» Stated task: In your copy, leave out the pictures; write out all the data exactly.

» Data to use:

---*---

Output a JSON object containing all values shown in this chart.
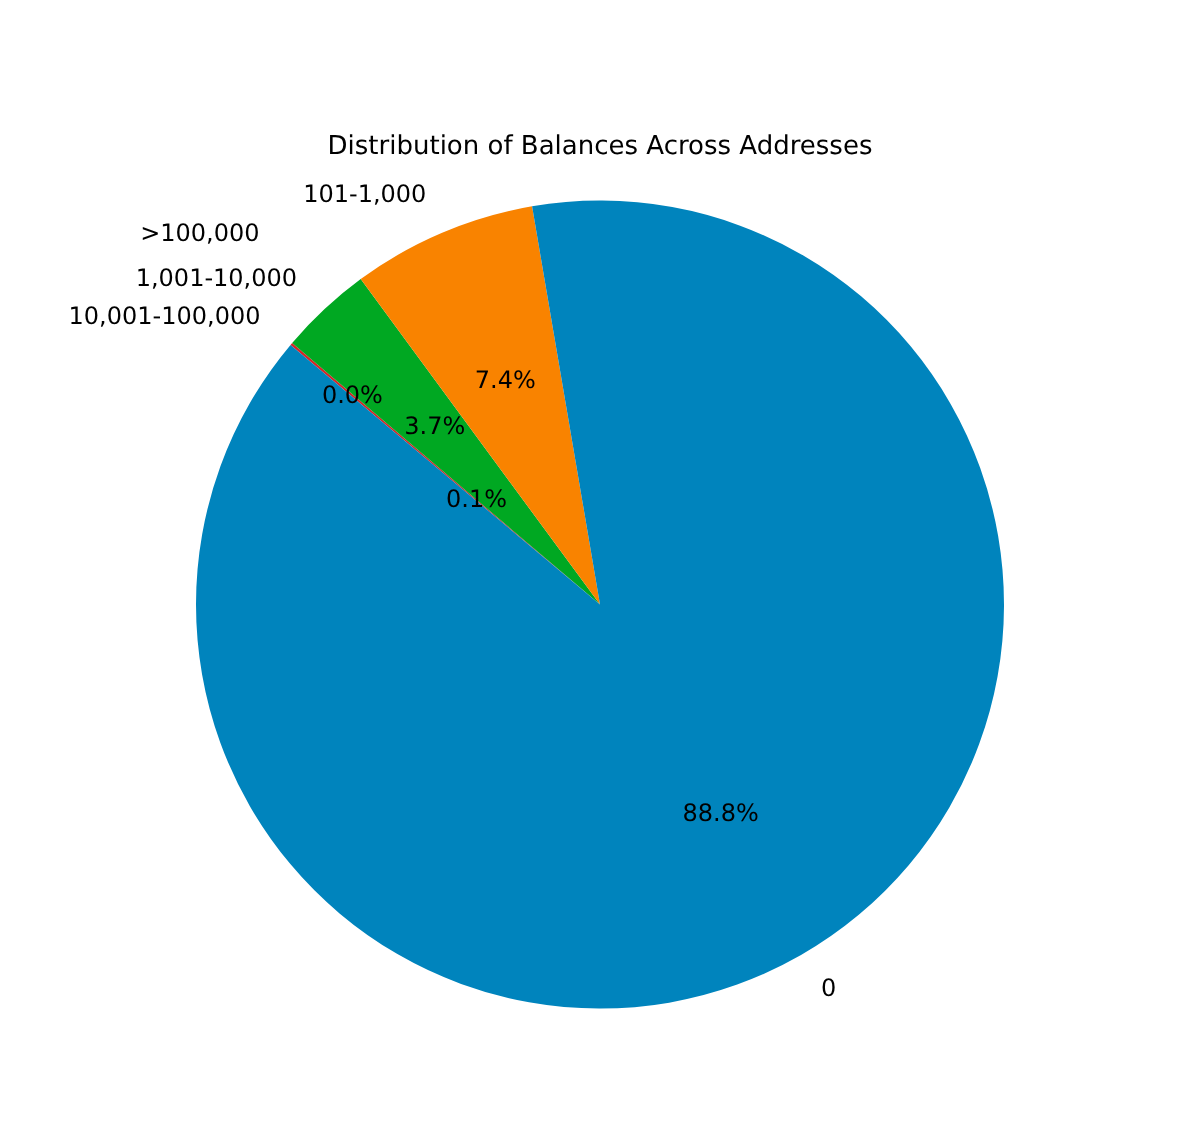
{
  "chart_data": {
    "type": "pie",
    "title": "Distribution of Balances Across Addresses",
    "categories": [
      "0",
      "101-1,000",
      "1,001-10,000",
      "10,001-100,000",
      ">100,000"
    ],
    "values": [
      88.8,
      7.4,
      3.7,
      0.1,
      0.0
    ],
    "colors": [
      "#0084bd",
      "#f98300",
      "#00a822",
      "#d62728",
      "#9467bd"
    ],
    "value_labels": [
      "88.8%",
      "7.4%",
      "3.7%",
      "0.1%",
      "0.0%"
    ],
    "legend": false
  }
}
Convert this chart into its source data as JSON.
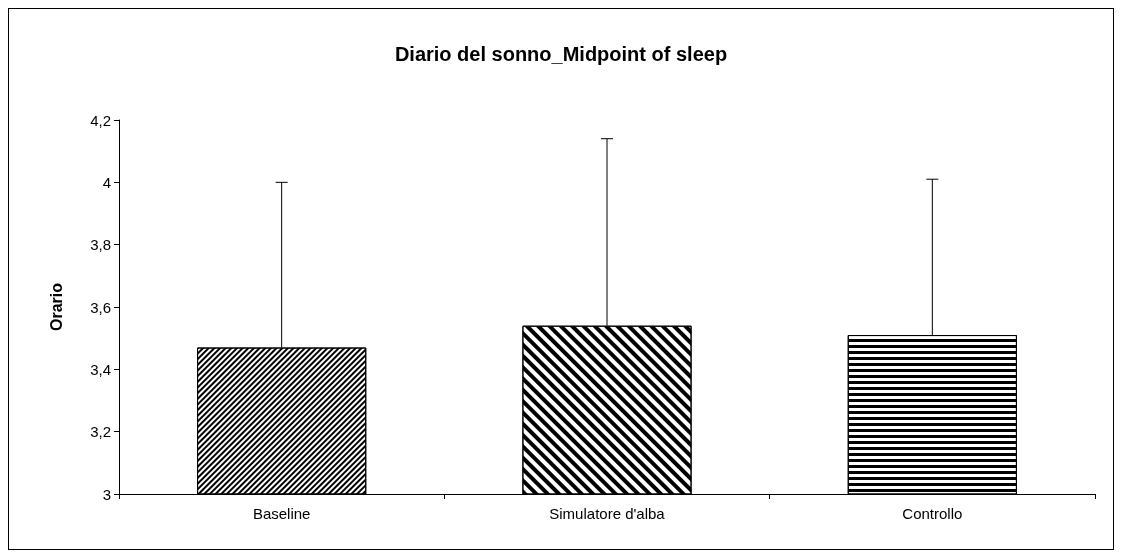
{
  "chart_data": {
    "type": "bar",
    "title": "Diario del sonno_Midpoint of sleep",
    "ylabel": "Orario",
    "categories": [
      "Baseline",
      "Simulatore d'alba",
      "Controllo"
    ],
    "values": [
      3.47,
      3.54,
      3.51
    ],
    "errors": [
      [
        3.47,
        4.0
      ],
      [
        3.54,
        4.14
      ],
      [
        3.51,
        4.01
      ]
    ],
    "color": "#ffffff",
    "ylim": [
      3,
      4.2
    ],
    "yticks": [
      {
        "value": 3,
        "label": "3"
      },
      {
        "value": 3.2,
        "label": "3,2"
      },
      {
        "value": 3.4,
        "label": "3,4"
      },
      {
        "value": 3.6,
        "label": "3,6"
      },
      {
        "value": 3.8,
        "label": "3,8"
      },
      {
        "value": 4,
        "label": "4"
      },
      {
        "value": 4.2,
        "label": "4,2"
      }
    ],
    "grid": false
  }
}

---*---

» Expected answer:
Output a JSON object containing all values shown in this chart.
{
  "chart_data": {
    "type": "pie",
    "title": "Distribution of Balances Across Addresses",
    "categories": [
      "0",
      "101-1,000",
      "1,001-10,000",
      "10,001-100,000",
      ">100,000"
    ],
    "values": [
      88.8,
      7.4,
      3.7,
      0.1,
      0.0
    ],
    "colors": [
      "#0084bd",
      "#f98300",
      "#00a822",
      "#d62728",
      "#9467bd"
    ],
    "value_labels": [
      "88.8%",
      "7.4%",
      "3.7%",
      "0.1%",
      "0.0%"
    ],
    "legend": false
  }
}
Convert this chart into its source data as JSON.
{
  "chart_data": {
    "type": "bar",
    "title": "Diario del sonno_Midpoint of sleep",
    "ylabel": "Orario",
    "categories": [
      "Baseline",
      "Simulatore d'alba",
      "Controllo"
    ],
    "values": [
      3.47,
      3.54,
      3.51
    ],
    "errors": [
      [
        3.47,
        4.0
      ],
      [
        3.54,
        4.14
      ],
      [
        3.51,
        4.01
      ]
    ],
    "color": "#ffffff",
    "ylim": [
      3,
      4.2
    ],
    "yticks": [
      {
        "value": 3,
        "label": "3"
      },
      {
        "value": 3.2,
        "label": "3,2"
      },
      {
        "value": 3.4,
        "label": "3,4"
      },
      {
        "value": 3.6,
        "label": "3,6"
      },
      {
        "value": 3.8,
        "label": "3,8"
      },
      {
        "value": 4,
        "label": "4"
      },
      {
        "value": 4.2,
        "label": "4,2"
      }
    ],
    "grid": false
  }
}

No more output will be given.